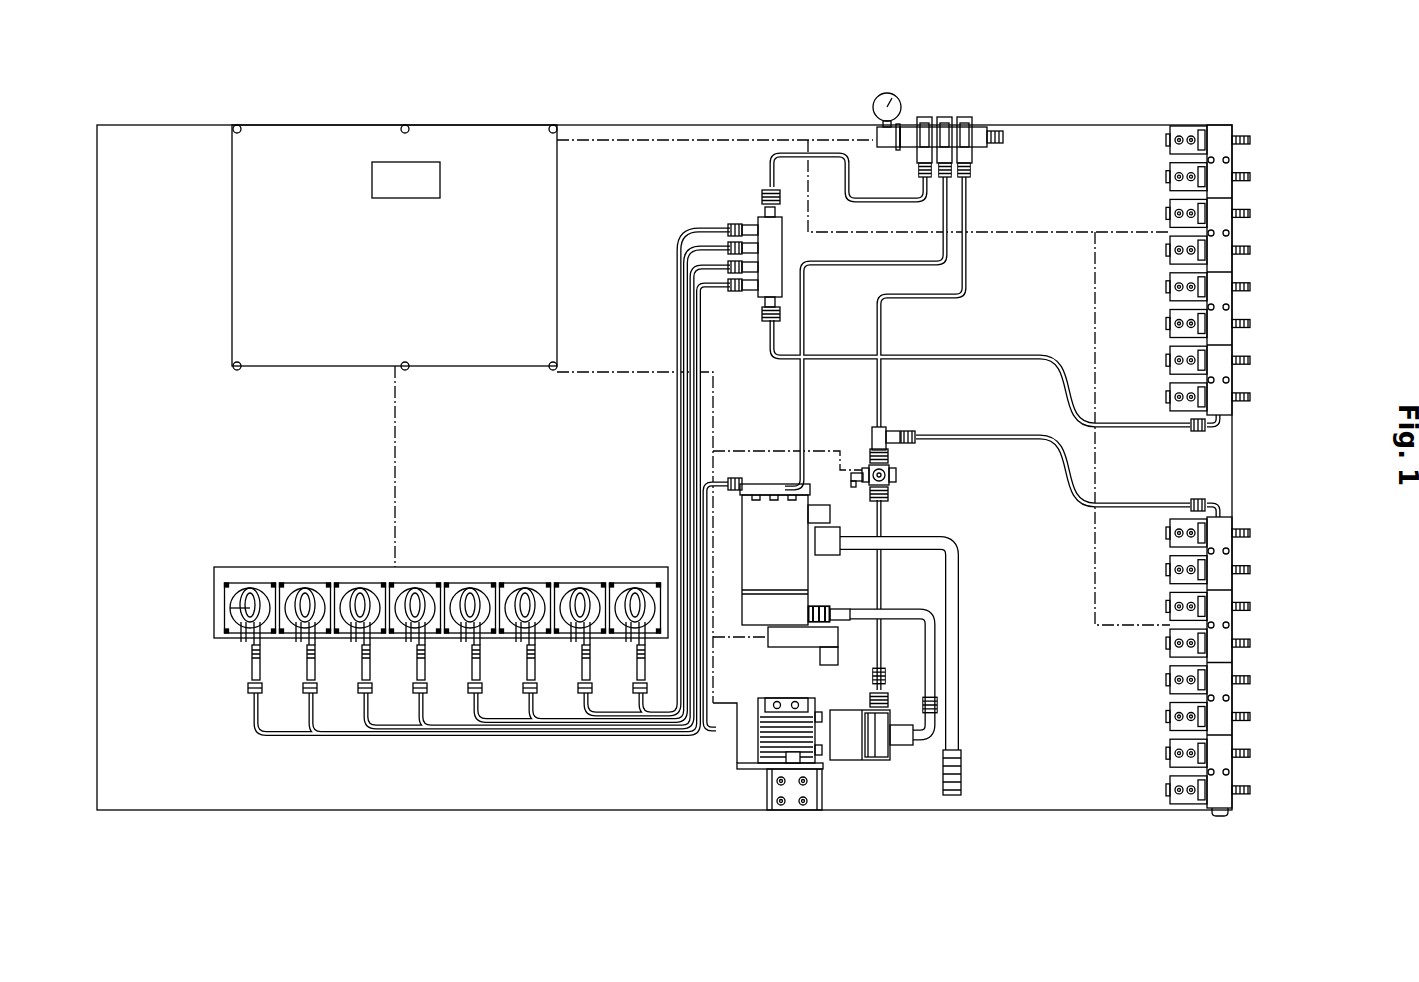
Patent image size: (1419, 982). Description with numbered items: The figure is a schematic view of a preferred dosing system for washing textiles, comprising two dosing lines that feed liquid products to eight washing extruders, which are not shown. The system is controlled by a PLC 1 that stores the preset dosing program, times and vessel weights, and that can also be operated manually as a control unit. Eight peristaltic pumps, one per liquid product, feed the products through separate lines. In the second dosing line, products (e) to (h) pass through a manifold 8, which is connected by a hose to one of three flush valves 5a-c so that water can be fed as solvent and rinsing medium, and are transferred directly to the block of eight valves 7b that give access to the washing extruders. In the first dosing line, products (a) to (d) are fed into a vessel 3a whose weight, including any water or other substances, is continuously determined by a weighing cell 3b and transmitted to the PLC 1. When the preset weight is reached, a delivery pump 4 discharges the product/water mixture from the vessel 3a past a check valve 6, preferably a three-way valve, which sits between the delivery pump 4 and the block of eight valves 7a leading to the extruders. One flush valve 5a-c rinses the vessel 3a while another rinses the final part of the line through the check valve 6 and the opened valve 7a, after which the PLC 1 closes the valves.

The PLC 1 is at (470, 187).
The vessel 3a is at (797, 577).
The weighing cell 3b is at (802, 635).
The delivery pump 4 is at (840, 743).
The flush valves 5a-c is at (928, 145).
The check valve 6 is at (897, 484).
The valve block 7a is at (1215, 642).
The valve block 7b is at (1220, 255).
The manifold 8 is at (766, 196).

## EXERCISE PROMPT
Reproduce the data above word for word, omitting the picture.

## RESPONSE TO THE EXERCISE
Patent image size: (1419, 982). Description with numbered items: The figure is a schematic view of a preferred dosing system for washing textiles, comprising two dosing lines that feed liquid products to eight washing extruders, which are not shown. The system is controlled by a PLC 1 that stores the preset dosing program, times and vessel weights, and that can also be operated manually as a control unit. Eight peristaltic pumps, one per liquid product, feed the products through separate lines. In the second dosing line, products (e) to (h) pass through a manifold 8, which is connected by a hose to one of three flush valves 5a-c so that water can be fed as solvent and rinsing medium, and are transferred directly to the block of eight valves 7b that give access to the washing extruders. In the first dosing line, products (a) to (d) are fed into a vessel 3a whose weight, including any water or other substances, is continuously determined by a weighing cell 3b and transmitted to the PLC 1. When the preset weight is reached, a delivery pump 4 discharges the product/water mixture from the vessel 3a past a check valve 6, preferably a three-way valve, which sits between the delivery pump 4 and the block of eight valves 7a leading to the extruders. One flush valve 5a-c rinses the vessel 3a while another rinses the final part of the line through the check valve 6 and the opened valve 7a, after which the PLC 1 closes the valves.

The PLC 1 is at (470, 187).
The vessel 3a is at (797, 577).
The weighing cell 3b is at (802, 635).
The delivery pump 4 is at (840, 743).
The flush valves 5a-c is at (928, 145).
The check valve 6 is at (897, 484).
The valve block 7a is at (1215, 642).
The valve block 7b is at (1220, 255).
The manifold 8 is at (766, 196).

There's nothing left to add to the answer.